— Task requirements —
Show each line of the data below that has the string "ในตำแหน" in it.

— Extracted entries —

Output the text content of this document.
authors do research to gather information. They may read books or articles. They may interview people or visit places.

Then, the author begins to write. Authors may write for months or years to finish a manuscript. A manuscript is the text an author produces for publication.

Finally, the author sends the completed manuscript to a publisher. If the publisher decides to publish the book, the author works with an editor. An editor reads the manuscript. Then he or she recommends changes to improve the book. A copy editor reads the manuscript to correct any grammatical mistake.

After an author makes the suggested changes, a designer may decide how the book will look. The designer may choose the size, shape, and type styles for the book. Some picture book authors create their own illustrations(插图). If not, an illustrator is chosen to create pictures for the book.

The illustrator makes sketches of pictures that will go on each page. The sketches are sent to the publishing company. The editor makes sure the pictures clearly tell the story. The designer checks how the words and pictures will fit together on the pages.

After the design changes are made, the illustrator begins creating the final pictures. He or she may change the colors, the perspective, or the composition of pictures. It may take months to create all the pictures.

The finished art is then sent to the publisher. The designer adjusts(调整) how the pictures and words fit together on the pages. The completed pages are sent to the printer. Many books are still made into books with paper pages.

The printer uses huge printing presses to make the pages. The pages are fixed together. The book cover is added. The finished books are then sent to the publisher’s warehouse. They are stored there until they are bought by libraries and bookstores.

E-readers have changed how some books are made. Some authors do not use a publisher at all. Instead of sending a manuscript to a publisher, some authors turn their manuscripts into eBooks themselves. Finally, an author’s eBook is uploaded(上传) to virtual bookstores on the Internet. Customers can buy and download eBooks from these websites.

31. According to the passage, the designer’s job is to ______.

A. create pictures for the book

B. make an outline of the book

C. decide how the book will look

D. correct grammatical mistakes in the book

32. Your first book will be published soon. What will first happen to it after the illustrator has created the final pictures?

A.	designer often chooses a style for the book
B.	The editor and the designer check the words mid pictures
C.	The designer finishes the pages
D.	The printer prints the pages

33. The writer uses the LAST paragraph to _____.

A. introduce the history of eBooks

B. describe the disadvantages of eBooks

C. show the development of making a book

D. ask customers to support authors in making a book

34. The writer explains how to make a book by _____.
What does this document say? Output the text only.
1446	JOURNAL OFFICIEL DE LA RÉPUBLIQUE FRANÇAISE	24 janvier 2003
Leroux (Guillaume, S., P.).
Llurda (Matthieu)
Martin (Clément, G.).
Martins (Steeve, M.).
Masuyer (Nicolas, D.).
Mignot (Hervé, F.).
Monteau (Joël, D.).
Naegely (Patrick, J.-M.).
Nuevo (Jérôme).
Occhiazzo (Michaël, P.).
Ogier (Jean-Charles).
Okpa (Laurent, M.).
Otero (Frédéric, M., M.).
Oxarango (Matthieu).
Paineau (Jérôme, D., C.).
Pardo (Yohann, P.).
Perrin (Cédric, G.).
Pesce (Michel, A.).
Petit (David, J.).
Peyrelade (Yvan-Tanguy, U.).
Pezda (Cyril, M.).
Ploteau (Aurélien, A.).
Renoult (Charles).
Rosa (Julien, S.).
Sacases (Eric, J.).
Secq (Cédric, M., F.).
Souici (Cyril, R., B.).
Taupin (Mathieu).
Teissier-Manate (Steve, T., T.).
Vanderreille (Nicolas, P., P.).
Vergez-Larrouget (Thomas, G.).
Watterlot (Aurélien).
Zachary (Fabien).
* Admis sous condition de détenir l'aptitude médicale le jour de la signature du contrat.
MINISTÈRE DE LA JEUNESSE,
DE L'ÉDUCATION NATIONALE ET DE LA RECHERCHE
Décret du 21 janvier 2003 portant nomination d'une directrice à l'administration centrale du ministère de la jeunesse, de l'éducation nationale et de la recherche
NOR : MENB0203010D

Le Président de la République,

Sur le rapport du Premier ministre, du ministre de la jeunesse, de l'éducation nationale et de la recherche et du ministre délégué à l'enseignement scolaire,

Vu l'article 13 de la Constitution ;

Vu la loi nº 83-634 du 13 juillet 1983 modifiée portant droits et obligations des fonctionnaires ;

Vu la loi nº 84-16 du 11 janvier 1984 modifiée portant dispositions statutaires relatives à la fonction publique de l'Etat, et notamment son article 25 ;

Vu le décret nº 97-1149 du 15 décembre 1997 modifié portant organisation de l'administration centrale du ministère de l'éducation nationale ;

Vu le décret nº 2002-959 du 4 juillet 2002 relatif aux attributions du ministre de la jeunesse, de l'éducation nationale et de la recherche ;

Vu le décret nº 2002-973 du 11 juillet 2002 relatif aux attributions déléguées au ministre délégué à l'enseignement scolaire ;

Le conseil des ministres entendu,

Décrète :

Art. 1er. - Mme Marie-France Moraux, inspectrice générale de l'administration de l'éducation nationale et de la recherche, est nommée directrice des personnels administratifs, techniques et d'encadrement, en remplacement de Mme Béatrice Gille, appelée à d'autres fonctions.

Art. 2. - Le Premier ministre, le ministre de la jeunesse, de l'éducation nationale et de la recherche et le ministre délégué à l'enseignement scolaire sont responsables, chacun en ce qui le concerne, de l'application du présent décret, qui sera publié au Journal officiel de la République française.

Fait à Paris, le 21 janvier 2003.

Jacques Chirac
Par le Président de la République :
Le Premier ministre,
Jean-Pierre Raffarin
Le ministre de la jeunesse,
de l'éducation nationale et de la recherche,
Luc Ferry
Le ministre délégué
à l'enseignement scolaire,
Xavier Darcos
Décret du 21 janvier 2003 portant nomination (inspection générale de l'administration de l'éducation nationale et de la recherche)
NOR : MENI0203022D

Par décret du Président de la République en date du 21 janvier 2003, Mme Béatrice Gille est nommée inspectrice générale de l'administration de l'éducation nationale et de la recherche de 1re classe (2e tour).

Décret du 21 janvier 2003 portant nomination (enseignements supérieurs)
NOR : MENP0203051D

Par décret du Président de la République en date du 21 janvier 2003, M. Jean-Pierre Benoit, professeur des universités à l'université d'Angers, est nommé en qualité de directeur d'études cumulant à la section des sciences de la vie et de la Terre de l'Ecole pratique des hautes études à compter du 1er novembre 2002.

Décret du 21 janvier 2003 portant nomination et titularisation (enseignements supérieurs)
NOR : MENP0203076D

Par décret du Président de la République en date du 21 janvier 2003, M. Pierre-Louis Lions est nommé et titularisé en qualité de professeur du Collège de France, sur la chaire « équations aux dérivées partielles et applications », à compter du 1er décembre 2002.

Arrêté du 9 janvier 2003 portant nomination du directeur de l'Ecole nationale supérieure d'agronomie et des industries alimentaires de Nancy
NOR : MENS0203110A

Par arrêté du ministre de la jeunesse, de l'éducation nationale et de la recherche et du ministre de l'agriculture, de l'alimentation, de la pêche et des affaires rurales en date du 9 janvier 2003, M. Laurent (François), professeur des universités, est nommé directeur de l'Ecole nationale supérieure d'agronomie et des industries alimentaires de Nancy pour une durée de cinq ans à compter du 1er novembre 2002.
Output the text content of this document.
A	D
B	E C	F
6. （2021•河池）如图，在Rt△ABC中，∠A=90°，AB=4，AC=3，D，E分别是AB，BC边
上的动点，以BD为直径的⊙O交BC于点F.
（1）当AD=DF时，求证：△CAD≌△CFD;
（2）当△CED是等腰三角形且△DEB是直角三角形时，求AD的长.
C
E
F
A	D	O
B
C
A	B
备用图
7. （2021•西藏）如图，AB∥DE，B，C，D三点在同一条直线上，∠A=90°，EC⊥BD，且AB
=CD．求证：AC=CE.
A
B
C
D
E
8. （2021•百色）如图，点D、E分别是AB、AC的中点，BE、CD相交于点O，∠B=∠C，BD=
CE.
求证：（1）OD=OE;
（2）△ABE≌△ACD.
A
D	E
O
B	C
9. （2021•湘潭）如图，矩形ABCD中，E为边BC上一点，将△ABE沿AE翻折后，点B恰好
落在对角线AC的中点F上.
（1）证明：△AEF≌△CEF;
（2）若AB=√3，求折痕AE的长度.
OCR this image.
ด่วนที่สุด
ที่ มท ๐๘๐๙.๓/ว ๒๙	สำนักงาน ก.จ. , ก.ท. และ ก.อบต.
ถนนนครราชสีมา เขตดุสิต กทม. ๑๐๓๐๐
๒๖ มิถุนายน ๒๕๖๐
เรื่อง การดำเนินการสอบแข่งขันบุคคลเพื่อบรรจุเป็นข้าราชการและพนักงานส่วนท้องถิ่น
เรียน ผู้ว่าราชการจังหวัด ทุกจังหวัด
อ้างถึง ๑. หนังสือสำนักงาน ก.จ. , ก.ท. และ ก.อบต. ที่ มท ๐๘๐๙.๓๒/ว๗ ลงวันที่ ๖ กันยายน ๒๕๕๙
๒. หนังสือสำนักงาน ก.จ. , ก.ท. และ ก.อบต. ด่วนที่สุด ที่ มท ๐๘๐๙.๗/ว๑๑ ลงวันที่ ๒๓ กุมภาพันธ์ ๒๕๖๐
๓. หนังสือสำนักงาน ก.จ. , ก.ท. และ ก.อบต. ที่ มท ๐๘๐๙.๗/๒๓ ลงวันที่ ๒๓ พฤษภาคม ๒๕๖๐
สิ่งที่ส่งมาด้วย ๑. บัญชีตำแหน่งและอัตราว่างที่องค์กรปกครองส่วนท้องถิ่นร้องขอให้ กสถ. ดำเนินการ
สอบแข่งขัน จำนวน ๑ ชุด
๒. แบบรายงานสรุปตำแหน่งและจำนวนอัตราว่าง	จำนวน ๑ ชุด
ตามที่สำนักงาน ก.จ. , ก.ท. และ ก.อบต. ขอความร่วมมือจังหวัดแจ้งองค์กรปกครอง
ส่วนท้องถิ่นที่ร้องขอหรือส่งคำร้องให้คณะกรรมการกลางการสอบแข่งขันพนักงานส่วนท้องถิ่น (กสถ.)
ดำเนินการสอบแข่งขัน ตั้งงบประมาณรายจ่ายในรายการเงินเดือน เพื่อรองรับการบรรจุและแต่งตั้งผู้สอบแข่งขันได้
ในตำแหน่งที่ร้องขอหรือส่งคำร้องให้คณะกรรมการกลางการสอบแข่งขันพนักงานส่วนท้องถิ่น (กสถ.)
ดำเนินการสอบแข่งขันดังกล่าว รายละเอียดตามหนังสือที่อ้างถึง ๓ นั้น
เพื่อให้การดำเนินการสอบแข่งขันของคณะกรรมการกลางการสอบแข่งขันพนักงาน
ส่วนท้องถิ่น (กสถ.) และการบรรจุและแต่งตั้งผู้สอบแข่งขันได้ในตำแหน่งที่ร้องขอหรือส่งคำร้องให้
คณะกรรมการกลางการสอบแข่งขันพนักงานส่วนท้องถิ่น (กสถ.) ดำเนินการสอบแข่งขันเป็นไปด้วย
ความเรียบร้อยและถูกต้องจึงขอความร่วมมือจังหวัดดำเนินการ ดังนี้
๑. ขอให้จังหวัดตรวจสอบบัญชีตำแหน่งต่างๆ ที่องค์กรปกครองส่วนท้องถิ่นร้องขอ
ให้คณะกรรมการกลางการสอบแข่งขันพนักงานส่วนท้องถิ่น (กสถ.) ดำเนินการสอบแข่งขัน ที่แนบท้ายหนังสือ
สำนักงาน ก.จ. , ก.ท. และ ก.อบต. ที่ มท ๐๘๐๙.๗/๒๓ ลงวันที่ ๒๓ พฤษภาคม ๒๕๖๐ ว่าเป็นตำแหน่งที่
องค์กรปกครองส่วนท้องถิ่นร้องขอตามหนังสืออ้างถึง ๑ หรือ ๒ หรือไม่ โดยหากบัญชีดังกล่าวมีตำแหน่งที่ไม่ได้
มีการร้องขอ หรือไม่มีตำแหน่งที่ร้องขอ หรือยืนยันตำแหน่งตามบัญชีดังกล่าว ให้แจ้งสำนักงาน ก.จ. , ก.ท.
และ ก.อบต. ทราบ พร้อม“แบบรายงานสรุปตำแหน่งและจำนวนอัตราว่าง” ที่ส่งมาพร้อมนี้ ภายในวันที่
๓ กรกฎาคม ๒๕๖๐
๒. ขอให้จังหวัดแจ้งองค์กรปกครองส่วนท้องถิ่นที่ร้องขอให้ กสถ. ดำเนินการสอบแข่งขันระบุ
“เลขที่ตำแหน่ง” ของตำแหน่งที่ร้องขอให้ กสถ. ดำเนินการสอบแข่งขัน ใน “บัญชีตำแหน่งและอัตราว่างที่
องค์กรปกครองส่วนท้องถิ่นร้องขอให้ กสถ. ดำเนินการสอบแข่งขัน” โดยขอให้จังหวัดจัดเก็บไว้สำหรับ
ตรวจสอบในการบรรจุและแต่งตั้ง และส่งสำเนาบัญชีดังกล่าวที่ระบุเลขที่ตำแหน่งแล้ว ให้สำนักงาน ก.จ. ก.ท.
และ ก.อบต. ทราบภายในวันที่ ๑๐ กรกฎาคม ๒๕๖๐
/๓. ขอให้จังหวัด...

— The reply —
ในตำแหน่งที่ร้องขอหรือส่งคำร้องให้คณะกรรมการกลางการสอบแข่งขันพนักงานส่วนท้องถิ่น (กสถ.)
ส่วนท้องถิ่น (กสถ.) และการบรรจุและแต่งตั้งผู้สอบแข่งขันได้ในตำแหน่งที่ร้องขอหรือส่งคำร้องให้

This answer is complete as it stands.